• EXERCISE INPUT:
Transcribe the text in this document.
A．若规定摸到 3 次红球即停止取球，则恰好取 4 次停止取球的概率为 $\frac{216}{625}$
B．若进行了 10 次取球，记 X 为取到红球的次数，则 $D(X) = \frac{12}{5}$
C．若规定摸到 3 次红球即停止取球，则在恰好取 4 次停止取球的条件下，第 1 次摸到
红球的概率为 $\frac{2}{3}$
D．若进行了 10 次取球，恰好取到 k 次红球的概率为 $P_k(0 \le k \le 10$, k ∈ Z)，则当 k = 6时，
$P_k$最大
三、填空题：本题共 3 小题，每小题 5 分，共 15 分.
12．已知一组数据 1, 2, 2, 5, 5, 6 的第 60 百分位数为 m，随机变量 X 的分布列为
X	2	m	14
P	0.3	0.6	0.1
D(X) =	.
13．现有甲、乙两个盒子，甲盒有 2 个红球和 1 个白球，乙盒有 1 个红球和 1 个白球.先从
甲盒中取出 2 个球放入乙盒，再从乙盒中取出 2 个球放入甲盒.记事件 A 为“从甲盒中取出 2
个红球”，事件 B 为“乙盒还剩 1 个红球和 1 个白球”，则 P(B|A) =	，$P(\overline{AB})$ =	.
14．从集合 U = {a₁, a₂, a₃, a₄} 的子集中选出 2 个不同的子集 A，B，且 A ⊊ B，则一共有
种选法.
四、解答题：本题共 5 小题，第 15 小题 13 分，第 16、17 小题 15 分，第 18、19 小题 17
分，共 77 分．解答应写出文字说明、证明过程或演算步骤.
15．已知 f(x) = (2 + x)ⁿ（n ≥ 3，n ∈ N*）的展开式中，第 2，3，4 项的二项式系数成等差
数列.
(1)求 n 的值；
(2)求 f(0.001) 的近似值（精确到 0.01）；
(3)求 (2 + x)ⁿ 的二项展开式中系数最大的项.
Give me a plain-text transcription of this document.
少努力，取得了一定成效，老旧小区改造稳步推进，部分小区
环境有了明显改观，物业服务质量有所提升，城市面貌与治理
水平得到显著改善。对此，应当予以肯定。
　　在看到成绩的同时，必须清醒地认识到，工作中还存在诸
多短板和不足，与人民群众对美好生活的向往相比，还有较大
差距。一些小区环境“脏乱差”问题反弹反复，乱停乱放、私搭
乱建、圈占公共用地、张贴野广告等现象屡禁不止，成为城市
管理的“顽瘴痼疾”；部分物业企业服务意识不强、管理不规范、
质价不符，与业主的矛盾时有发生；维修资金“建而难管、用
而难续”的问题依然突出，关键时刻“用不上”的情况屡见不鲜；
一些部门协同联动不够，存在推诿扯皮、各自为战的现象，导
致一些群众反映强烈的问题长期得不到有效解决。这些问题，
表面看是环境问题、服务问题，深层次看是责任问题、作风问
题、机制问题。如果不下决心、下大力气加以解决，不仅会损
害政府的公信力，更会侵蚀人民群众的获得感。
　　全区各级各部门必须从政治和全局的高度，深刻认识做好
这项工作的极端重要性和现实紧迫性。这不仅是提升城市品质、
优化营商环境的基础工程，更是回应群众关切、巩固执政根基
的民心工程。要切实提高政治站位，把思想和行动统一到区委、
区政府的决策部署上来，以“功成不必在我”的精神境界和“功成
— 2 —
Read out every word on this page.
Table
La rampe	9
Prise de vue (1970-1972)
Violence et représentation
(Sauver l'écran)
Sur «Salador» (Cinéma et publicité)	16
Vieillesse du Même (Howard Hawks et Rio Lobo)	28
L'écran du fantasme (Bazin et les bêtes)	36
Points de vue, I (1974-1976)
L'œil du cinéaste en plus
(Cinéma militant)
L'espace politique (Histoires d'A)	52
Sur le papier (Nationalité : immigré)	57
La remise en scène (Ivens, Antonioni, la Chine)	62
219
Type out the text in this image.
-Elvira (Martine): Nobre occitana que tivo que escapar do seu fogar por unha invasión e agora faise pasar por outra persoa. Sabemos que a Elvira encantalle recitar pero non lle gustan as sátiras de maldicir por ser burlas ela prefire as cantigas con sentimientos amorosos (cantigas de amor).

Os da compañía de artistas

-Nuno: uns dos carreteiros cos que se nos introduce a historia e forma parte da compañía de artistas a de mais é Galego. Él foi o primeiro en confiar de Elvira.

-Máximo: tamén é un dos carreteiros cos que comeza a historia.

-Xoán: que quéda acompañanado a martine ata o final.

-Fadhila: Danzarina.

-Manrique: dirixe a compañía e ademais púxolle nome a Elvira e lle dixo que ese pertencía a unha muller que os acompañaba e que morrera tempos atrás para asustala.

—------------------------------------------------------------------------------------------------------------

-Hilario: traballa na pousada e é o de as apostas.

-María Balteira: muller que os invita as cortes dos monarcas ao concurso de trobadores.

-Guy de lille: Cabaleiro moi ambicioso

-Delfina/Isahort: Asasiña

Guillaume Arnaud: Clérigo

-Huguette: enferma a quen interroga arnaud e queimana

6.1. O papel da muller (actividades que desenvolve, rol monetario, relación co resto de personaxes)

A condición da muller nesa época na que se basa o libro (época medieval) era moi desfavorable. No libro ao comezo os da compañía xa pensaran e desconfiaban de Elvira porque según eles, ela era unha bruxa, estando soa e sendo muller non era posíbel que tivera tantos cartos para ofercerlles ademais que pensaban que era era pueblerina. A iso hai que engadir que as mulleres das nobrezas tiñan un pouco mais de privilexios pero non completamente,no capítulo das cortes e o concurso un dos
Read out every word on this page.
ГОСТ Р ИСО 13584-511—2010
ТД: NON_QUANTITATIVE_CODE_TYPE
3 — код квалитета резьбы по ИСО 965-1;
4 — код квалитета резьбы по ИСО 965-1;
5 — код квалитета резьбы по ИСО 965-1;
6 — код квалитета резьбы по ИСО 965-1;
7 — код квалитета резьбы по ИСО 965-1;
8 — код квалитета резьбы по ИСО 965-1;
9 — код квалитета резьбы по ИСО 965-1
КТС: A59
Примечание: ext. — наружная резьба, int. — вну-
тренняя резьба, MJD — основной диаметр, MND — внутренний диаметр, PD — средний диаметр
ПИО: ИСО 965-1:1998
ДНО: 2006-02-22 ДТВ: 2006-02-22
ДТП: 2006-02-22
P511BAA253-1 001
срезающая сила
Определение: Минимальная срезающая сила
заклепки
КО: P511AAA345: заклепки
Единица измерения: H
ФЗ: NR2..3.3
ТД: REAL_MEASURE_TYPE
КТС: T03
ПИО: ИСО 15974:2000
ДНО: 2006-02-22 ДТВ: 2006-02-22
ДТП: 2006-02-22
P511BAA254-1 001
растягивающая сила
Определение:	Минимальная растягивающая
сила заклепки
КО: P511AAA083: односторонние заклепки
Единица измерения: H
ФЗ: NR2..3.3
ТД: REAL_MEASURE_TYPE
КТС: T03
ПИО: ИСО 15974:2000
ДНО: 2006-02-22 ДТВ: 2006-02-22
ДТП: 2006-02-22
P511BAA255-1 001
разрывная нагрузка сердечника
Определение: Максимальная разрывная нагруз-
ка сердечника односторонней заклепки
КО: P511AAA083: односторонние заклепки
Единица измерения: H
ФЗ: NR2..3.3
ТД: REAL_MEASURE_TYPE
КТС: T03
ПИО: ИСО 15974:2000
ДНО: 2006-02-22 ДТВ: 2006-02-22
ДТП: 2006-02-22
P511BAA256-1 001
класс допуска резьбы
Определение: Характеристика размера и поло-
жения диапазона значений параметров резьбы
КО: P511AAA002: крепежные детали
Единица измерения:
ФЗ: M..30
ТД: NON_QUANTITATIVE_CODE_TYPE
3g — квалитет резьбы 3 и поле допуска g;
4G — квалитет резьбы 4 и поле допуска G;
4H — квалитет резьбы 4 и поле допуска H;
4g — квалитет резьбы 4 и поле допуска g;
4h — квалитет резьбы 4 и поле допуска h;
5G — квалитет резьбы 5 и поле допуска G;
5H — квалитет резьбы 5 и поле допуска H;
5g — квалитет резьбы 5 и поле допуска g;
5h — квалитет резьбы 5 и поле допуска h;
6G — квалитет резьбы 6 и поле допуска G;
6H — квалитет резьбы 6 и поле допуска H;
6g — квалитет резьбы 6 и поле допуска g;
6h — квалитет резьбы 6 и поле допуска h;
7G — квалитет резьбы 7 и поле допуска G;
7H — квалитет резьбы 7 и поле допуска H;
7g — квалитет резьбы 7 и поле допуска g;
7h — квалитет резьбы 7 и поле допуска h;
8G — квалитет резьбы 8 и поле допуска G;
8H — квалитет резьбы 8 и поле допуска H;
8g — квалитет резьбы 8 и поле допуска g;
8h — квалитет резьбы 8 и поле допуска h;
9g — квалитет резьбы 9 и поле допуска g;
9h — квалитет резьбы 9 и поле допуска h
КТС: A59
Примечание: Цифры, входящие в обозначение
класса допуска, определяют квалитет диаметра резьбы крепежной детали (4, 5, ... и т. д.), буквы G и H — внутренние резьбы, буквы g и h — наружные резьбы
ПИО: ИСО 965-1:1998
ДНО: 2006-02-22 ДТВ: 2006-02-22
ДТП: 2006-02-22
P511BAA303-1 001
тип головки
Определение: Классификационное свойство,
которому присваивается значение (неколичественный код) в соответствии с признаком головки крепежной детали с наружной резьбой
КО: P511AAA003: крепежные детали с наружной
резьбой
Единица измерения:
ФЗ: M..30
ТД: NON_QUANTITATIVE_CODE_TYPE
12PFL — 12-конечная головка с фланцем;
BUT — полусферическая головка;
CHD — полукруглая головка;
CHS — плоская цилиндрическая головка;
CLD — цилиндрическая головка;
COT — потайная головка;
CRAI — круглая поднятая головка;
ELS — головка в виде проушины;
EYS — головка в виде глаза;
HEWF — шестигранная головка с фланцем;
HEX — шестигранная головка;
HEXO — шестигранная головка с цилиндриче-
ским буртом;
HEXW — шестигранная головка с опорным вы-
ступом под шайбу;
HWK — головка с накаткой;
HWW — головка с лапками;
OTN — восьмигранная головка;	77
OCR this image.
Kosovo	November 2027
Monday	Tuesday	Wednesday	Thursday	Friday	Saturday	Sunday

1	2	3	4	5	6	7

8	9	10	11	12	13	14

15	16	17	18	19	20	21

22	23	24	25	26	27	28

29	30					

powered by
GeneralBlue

• GOAL: Copy out the lines in which the string "Минимальная" appears.

• CORRECT RESPONSE:
Определение: Минимальная срезающая сила
Определение:	Минимальная растягивающая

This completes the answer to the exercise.